● Task description: Can you output the records below exactly as they are written?

──────── Items ────────

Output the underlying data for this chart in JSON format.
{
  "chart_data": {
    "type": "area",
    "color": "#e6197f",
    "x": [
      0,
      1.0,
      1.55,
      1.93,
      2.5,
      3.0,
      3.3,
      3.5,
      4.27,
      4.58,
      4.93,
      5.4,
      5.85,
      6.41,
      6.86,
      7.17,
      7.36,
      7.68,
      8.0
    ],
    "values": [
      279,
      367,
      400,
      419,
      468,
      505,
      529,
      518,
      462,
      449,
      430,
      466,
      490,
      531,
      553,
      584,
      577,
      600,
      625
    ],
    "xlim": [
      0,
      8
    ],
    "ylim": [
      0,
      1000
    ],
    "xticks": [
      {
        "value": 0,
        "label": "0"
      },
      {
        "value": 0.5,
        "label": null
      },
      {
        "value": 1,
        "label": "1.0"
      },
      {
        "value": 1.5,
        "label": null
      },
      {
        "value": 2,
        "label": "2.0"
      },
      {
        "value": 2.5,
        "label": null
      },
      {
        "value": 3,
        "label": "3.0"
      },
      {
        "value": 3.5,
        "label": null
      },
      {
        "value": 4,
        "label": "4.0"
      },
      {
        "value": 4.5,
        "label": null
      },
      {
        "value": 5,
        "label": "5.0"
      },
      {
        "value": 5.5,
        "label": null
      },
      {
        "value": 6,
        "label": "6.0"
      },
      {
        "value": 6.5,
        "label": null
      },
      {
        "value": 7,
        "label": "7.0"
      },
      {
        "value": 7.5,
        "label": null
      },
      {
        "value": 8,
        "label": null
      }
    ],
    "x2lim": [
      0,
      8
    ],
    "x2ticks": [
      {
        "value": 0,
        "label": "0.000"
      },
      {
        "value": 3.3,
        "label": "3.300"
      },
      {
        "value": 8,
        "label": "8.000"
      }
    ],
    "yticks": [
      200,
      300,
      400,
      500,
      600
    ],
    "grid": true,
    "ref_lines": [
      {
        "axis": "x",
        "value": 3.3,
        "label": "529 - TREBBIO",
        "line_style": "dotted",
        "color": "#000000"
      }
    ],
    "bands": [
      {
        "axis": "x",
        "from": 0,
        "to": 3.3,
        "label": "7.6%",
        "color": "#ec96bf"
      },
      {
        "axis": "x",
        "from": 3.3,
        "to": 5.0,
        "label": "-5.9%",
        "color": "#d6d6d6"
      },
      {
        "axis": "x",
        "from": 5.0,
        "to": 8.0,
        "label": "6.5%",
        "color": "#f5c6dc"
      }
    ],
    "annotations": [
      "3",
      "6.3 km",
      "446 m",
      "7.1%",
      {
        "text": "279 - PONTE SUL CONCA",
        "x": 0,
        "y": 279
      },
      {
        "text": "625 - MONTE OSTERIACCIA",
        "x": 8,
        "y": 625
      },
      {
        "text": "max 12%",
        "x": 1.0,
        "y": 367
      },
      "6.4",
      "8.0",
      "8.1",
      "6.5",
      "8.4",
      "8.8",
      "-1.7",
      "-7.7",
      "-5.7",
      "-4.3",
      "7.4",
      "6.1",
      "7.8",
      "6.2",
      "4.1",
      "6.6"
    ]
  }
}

────────

● Answer to the problem:
Output the underlying data for this chart in JSON format.
{
  "chart_data": {
    "type": "area",
    "color": "#e6197f",
    "x": [
      0,
      1.0,
      1.55,
      1.93,
      2.5,
      3.0,
      3.3,
      3.5,
      4.27,
      4.58,
      4.93,
      5.4,
      5.85,
      6.41,
      6.86,
      7.17,
      7.36,
      7.68,
      8.0
    ],
    "values": [
      279,
      367,
      400,
      419,
      468,
      505,
      529,
      518,
      462,
      449,
      430,
      466,
      490,
      531,
      553,
      584,
      577,
      600,
      625
    ],
    "xlim": [
      0,
      8
    ],
    "ylim": [
      0,
      1000
    ],
    "xticks": [
      {
        "value": 0,
        "label": "0"
      },
      {
        "value": 0.5,
        "label": null
      },
      {
        "value": 1,
        "label": "1.0"
      },
      {
        "value": 1.5,
        "label": null
      },
      {
        "value": 2,
        "label": "2.0"
      },
      {
        "value": 2.5,
        "label": null
      },
      {
        "value": 3,
        "label": "3.0"
      },
      {
        "value": 3.5,
        "label": null
      },
      {
        "value": 4,
        "label": "4.0"
      },
      {
        "value": 4.5,
        "label": null
      },
      {
        "value": 5,
        "label": "5.0"
      },
      {
        "value": 5.5,
        "label": null
      },
      {
        "value": 6,
        "label": "6.0"
      },
      {
        "value": 6.5,
        "label": null
      },
      {
        "value": 7,
        "label": "7.0"
      },
      {
        "value": 7.5,
        "label": null
      },
      {
        "value": 8,
        "label": null
      }
    ],
    "x2lim": [
      0,
      8
    ],
    "x2ticks": [
      {
        "value": 0,
        "label": "0.000"
      },
      {
        "value": 3.3,
        "label": "3.300"
      },
      {
        "value": 8,
        "label": "8.000"
      }
    ],
    "yticks": [
      200,
      300,
      400,
      500,
      600
    ],
    "grid": true,
    "ref_lines": [
      {
        "axis": "x",
        "value": 3.3,
        "label": "529 - TREBBIO",
        "line_style": "dotted",
        "color": "#000000"
      }
    ],
    "bands": [
      {
        "axis": "x",
        "from": 0,
        "to": 3.3,
        "label": "7.6%",
        "color": "#ec96bf"
      },
      {
        "axis": "x",
        "from": 3.3,
        "to": 5.0,
        "label": "-5.9%",
        "color": "#d6d6d6"
      },
      {
        "axis": "x",
        "from": 5.0,
        "to": 8.0,
        "label": "6.5%",
        "color": "#f5c6dc"
      }
    ],
    "annotations": [
      "3",
      "6.3 km",
      "446 m",
      "7.1%",
      {
        "text": "279 - PONTE SUL CONCA",
        "x": 0,
        "y": 279
      },
      {
        "text": "625 - MONTE OSTERIACCIA",
        "x": 8,
        "y": 625
      },
      {
        "text": "max 12%",
        "x": 1.0,
        "y": 367
      },
      "6.4",
      "8.0",
      "8.1",
      "6.5",
      "8.4",
      "8.8",
      "-1.7",
      "-7.7",
      "-5.7",
      "-4.3",
      "7.4",
      "6.1",
      "7.8",
      "6.2",
      "4.1",
      "6.6"
    ]
  }
}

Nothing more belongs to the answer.